List every line in this data where the string "like" occurs.

######

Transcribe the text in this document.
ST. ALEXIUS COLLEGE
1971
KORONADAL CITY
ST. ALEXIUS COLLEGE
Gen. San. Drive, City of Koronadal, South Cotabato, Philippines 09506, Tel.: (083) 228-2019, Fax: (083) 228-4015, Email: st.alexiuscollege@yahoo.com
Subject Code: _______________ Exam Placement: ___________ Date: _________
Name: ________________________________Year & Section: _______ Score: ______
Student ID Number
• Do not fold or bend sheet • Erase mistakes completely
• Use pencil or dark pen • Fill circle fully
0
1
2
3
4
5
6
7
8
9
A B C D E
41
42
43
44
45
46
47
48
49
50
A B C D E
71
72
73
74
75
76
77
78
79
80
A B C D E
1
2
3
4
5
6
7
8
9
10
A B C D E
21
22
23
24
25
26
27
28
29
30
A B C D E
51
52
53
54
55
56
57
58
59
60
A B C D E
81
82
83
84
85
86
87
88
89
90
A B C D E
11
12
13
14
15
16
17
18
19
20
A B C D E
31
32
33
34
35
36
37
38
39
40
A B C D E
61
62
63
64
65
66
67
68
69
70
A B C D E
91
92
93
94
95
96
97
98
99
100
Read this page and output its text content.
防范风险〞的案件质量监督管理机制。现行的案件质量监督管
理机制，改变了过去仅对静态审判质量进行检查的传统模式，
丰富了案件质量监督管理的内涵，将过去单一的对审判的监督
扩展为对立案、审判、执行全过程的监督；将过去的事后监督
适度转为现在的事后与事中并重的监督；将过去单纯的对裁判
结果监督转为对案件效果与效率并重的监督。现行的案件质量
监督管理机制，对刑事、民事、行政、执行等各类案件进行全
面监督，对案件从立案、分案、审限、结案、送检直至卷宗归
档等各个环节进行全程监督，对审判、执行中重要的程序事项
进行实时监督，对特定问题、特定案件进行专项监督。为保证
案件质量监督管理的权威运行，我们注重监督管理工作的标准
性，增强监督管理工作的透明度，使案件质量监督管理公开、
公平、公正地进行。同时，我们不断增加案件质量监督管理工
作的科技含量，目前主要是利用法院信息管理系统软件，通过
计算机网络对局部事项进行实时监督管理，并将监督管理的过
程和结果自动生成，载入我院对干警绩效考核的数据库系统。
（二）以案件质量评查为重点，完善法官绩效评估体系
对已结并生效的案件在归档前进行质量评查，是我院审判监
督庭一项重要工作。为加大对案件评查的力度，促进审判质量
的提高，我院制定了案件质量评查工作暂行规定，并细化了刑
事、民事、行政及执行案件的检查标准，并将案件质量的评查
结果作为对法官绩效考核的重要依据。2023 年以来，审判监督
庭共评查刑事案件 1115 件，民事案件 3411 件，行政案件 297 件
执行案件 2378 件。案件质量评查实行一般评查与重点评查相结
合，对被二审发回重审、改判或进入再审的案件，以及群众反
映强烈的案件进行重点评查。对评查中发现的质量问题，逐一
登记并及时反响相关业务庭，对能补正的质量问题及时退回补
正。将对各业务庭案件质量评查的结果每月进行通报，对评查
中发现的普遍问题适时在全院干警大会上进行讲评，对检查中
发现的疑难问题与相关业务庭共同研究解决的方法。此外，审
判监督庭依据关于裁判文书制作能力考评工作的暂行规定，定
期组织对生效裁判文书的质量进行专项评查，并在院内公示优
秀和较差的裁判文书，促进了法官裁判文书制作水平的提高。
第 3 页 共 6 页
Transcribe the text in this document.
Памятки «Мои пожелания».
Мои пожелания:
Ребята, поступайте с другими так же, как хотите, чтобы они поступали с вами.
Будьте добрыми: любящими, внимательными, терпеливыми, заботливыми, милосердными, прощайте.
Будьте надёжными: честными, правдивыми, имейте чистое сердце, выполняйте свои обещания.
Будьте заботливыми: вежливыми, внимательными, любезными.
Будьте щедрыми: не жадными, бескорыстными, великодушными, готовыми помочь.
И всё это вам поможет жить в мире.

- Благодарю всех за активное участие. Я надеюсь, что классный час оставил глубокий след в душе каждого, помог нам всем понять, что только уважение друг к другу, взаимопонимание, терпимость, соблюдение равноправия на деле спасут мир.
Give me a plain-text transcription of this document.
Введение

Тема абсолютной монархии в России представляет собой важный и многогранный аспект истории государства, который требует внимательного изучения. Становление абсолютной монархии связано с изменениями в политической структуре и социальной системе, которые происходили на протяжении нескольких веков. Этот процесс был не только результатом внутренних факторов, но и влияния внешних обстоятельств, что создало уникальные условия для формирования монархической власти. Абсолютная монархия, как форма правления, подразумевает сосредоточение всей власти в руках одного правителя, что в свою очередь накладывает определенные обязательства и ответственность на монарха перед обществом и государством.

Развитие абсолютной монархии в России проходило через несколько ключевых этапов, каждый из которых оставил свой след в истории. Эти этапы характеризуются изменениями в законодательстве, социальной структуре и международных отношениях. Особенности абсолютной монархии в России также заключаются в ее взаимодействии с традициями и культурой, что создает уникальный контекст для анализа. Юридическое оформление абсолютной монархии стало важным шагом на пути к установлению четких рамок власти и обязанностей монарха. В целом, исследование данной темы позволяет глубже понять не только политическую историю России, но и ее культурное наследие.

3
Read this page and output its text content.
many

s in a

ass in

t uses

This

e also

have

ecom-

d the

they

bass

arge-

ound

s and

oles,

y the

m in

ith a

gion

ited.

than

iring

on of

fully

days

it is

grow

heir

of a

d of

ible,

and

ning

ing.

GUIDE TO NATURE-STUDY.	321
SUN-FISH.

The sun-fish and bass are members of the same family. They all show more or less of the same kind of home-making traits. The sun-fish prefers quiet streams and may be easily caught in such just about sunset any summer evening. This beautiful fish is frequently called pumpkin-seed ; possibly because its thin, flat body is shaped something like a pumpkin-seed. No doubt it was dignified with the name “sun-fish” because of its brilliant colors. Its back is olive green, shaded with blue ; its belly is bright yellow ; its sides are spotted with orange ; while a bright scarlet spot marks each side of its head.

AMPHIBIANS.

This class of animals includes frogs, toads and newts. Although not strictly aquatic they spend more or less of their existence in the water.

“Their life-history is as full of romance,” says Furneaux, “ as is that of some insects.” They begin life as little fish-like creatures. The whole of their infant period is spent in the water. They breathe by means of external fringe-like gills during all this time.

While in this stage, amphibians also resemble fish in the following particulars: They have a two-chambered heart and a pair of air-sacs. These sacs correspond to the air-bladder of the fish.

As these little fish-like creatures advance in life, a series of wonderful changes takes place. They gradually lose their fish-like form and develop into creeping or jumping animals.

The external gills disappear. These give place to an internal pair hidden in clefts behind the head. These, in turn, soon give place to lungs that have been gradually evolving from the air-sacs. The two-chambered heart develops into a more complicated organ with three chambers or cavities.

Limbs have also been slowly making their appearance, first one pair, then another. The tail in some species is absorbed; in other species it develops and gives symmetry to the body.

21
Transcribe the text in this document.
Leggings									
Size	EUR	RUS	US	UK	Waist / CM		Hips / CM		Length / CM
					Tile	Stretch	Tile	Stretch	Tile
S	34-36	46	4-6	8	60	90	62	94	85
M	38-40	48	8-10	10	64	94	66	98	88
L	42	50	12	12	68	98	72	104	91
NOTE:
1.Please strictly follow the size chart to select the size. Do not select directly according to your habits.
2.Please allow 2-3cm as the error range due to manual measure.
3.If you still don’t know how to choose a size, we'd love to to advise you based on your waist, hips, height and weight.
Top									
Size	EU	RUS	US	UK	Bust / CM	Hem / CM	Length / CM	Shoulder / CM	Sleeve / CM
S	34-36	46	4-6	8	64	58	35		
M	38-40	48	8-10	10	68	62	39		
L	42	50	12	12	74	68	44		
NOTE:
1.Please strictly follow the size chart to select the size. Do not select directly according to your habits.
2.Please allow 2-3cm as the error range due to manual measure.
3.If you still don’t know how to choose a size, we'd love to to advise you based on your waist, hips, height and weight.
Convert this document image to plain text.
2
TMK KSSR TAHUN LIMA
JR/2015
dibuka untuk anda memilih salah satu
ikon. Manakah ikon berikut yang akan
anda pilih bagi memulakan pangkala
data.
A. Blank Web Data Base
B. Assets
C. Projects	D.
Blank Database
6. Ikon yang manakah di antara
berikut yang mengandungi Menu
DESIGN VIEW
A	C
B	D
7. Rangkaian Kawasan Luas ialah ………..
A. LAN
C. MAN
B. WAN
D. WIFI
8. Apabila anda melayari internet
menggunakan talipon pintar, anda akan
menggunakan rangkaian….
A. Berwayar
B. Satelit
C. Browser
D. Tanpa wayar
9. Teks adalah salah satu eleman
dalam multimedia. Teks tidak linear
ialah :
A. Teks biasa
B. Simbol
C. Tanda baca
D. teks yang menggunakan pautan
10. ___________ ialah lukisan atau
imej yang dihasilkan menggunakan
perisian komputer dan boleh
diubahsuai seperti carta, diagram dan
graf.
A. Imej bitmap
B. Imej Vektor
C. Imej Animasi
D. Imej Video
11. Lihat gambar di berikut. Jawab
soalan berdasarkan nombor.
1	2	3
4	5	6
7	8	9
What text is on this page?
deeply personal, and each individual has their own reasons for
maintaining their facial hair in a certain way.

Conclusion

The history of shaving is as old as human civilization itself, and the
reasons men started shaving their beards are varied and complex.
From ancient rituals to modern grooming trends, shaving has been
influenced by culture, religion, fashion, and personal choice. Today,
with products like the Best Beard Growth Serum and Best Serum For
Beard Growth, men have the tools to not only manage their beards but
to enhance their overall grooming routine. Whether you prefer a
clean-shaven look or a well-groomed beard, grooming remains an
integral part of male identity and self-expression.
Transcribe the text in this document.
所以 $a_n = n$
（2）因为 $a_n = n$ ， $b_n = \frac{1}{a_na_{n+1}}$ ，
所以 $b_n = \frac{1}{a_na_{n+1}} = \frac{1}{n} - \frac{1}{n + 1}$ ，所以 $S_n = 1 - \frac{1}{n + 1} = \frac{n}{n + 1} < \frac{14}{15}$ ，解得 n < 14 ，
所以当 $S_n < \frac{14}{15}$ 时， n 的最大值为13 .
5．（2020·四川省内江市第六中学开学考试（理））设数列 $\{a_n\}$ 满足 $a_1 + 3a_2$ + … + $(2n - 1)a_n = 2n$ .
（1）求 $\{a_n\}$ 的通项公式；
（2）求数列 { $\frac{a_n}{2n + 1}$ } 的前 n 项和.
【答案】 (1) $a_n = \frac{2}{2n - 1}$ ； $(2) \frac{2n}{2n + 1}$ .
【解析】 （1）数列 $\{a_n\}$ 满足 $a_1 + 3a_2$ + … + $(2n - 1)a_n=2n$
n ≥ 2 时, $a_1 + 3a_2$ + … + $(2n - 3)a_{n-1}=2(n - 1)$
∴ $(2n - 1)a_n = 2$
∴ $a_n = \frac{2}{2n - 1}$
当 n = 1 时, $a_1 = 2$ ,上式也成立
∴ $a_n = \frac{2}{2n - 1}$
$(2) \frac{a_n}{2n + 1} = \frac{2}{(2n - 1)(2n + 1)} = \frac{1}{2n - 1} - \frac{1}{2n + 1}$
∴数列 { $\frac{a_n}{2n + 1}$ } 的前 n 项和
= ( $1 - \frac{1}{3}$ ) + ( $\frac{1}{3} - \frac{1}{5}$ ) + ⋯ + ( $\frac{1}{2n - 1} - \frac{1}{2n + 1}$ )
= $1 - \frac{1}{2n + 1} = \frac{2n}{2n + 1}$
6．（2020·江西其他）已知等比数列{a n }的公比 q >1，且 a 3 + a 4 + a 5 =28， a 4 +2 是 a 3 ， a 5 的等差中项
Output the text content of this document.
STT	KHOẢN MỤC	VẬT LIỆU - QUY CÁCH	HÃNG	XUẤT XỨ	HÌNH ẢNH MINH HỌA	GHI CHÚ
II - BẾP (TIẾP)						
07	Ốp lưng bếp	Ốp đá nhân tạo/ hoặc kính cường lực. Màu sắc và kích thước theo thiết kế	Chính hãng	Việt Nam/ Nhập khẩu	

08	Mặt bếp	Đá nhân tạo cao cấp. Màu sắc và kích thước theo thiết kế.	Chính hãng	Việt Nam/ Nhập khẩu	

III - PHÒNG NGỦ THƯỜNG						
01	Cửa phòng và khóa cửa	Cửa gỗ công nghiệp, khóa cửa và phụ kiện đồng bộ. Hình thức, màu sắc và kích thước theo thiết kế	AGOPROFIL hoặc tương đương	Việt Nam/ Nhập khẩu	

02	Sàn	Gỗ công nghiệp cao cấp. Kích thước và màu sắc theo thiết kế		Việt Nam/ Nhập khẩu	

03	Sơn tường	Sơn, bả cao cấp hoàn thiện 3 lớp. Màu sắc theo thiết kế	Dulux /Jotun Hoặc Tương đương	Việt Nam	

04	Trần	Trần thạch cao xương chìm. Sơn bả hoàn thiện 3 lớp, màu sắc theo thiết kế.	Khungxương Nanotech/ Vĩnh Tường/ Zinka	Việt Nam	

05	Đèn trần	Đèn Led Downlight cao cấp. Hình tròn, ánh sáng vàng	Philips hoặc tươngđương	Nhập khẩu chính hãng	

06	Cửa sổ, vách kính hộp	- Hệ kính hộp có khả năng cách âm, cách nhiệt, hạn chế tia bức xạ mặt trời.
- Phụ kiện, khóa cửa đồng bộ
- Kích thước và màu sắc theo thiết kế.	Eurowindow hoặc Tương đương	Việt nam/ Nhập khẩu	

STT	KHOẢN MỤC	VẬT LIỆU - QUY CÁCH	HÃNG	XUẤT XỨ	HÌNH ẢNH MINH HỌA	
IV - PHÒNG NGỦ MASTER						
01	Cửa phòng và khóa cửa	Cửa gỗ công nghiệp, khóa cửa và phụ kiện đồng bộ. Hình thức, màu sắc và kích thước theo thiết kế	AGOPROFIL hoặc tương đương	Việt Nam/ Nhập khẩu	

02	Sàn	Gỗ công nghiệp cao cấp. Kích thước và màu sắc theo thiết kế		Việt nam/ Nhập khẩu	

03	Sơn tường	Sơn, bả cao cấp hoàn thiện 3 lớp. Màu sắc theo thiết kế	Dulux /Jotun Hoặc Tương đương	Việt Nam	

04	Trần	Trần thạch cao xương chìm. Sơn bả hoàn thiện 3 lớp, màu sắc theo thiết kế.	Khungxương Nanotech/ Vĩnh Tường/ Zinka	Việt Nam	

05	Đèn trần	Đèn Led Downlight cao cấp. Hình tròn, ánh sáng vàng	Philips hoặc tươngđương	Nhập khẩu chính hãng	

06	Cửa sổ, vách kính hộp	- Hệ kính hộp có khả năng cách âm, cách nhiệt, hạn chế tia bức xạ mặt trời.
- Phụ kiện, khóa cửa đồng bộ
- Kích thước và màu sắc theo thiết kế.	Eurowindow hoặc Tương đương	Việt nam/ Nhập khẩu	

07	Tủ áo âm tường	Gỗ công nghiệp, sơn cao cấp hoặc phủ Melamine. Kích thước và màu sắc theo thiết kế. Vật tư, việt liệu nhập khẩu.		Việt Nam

######

Result of this exercise:
The sun-fish and bass are members of the same family. They all show more or less of the same kind of home-making traits. The sun-fish prefers quiet streams and may be easily caught in such just about sunset any summer evening. This beautiful fish is frequently called pumpkin-seed ; possibly because its thin, flat body is shaped something like a pumpkin-seed. No doubt it was dignified with the name “sun-fish” because of its brilliant colors. Its back is olive green, shaded with blue ; its belly is bright yellow ; its sides are spotted with orange ; while a bright scarlet spot marks each side of its head.
“Their life-history is as full of romance,” says Furneaux, “ as is that of some insects.” They begin life as little fish-like creatures. The whole of their infant period is spent in the water. They breathe by means of external fringe-like gills during all this time.
As these little fish-like creatures advance in life, a series of wonderful changes takes place. They gradually lose their fish-like form and develop into creeping or jumping animals.
with products like the Best Beard Growth Serum and Best Serum For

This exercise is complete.